* Directions for this task *
Find all lines in the listing that include the word "MLOps", then copy them.

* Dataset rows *

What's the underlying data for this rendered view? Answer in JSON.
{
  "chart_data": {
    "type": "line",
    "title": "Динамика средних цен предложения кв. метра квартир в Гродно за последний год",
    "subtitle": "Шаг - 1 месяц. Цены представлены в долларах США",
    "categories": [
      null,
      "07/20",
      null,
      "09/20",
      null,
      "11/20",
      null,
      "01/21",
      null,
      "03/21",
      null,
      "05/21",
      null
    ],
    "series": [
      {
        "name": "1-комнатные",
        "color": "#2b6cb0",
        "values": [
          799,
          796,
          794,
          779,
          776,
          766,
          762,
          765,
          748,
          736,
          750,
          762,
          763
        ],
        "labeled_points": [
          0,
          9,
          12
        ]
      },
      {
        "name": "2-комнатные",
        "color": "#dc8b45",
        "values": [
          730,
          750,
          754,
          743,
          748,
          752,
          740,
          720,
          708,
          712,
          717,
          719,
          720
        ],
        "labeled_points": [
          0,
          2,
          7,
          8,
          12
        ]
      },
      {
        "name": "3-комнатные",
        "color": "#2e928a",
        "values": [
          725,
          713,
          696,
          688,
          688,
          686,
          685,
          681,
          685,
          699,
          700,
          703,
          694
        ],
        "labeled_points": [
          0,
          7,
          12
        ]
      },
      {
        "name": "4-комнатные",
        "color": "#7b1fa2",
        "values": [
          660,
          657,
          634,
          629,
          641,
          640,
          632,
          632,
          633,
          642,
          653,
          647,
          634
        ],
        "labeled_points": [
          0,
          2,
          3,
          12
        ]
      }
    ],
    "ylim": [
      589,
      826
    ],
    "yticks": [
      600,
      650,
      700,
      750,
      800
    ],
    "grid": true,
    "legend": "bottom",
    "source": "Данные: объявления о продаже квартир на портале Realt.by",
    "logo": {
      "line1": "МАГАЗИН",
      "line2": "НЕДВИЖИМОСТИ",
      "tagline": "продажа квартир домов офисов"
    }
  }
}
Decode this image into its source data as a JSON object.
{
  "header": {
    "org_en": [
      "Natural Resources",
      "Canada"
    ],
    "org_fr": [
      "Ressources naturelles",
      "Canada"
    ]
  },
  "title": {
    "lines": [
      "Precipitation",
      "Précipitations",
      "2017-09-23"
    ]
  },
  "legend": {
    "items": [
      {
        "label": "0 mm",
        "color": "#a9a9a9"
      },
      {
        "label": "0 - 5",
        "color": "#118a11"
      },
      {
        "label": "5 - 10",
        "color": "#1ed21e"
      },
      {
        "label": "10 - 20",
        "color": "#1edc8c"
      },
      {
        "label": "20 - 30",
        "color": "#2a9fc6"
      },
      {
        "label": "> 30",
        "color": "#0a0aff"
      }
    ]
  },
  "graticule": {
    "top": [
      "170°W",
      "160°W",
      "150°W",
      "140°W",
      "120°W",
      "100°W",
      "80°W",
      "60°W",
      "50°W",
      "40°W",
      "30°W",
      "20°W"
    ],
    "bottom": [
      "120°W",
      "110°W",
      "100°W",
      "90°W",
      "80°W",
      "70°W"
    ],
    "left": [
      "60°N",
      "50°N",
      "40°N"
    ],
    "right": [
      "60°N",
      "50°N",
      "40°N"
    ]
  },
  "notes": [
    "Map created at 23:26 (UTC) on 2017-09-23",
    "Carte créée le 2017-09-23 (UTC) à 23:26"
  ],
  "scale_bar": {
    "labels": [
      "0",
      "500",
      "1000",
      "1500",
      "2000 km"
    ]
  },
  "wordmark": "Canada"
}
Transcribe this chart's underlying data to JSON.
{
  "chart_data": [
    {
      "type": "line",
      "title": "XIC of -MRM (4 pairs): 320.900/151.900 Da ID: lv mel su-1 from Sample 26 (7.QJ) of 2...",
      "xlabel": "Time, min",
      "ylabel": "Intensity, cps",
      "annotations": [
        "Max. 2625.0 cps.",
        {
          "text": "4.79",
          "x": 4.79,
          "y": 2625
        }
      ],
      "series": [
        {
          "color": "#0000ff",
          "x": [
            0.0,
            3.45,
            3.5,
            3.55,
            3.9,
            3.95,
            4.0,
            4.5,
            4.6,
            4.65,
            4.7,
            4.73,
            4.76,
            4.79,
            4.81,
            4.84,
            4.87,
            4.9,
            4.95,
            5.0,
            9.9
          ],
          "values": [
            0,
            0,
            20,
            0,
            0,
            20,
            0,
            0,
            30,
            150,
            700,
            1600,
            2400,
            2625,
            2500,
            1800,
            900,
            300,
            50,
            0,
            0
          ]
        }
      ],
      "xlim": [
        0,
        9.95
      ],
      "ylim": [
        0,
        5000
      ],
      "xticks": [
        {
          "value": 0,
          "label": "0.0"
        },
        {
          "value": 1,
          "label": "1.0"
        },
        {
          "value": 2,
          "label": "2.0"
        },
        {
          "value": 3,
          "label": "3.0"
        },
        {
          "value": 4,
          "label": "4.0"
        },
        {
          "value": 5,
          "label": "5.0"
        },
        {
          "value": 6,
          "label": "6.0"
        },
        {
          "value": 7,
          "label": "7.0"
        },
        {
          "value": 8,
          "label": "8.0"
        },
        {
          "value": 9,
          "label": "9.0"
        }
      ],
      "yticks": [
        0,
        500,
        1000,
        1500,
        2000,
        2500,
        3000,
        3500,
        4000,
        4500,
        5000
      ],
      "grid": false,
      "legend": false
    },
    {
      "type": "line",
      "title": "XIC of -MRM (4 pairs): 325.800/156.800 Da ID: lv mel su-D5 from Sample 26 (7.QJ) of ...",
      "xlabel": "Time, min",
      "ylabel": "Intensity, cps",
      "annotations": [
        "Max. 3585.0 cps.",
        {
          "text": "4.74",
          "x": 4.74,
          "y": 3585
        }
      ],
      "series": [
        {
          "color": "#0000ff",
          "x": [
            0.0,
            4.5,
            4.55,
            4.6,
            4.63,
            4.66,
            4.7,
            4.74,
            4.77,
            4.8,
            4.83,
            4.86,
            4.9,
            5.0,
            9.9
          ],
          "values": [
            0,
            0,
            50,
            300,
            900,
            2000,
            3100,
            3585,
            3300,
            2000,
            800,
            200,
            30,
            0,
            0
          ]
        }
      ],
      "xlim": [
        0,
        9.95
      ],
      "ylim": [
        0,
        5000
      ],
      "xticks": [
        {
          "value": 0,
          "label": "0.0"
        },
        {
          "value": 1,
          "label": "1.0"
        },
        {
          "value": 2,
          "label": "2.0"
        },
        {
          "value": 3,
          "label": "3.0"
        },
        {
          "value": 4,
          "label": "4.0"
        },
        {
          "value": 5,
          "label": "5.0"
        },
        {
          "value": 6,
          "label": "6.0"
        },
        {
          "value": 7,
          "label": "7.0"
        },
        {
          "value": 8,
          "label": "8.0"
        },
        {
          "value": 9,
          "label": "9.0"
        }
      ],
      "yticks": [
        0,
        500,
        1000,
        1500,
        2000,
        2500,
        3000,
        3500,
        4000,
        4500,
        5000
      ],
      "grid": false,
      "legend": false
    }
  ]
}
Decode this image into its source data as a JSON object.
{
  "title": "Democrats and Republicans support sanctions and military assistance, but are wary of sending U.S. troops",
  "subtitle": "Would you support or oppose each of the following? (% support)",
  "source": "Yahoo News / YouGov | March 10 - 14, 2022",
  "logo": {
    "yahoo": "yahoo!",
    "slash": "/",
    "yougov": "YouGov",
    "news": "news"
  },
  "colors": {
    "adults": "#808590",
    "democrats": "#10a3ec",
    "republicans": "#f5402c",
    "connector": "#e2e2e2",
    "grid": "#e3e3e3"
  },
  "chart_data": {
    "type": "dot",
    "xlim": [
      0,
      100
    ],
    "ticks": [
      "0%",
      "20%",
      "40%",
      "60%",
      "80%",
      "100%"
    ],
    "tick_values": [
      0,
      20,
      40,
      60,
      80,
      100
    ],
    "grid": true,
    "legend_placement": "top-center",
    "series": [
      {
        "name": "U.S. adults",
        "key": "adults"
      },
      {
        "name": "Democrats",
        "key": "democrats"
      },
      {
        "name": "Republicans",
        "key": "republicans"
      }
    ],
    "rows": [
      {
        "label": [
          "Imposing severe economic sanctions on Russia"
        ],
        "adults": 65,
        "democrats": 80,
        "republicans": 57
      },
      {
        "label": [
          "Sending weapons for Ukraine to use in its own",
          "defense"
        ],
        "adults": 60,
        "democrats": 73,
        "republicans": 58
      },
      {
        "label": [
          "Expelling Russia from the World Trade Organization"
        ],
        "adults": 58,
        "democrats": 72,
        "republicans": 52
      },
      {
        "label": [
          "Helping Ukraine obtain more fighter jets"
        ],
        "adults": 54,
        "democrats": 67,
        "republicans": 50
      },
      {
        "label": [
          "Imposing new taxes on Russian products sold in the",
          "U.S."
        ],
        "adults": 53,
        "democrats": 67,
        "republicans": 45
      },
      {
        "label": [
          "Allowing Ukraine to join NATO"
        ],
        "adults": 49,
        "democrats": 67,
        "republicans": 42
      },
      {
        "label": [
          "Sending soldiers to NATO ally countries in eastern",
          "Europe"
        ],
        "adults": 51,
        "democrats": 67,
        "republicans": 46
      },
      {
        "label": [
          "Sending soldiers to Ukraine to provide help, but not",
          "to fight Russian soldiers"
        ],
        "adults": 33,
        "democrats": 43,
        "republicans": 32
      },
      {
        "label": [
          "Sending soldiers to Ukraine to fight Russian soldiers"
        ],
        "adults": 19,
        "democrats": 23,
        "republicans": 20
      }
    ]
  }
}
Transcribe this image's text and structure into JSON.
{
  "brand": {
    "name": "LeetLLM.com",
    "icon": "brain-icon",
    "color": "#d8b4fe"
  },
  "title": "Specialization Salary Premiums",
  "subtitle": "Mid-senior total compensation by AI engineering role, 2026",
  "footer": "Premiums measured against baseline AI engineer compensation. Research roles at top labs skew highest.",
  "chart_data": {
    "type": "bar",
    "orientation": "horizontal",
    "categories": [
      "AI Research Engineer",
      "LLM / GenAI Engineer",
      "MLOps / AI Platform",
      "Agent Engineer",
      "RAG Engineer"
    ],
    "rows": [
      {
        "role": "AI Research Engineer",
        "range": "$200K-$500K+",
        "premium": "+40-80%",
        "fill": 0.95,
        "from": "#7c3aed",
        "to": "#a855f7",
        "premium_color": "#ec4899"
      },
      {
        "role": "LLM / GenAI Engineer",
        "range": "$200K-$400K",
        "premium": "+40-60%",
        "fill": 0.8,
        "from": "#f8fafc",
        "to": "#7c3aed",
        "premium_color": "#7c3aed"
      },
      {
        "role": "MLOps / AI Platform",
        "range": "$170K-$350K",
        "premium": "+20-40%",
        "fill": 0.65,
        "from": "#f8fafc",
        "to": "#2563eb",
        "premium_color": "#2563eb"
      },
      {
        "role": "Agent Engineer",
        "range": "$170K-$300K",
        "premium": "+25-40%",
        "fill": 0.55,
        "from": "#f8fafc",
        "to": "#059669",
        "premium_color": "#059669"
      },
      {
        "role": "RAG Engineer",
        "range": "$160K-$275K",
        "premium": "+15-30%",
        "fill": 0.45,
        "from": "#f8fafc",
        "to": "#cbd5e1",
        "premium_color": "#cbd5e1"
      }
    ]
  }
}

* Output of the exercise *
      "MLOps / AI Platform",
        "role": "MLOps / AI Platform",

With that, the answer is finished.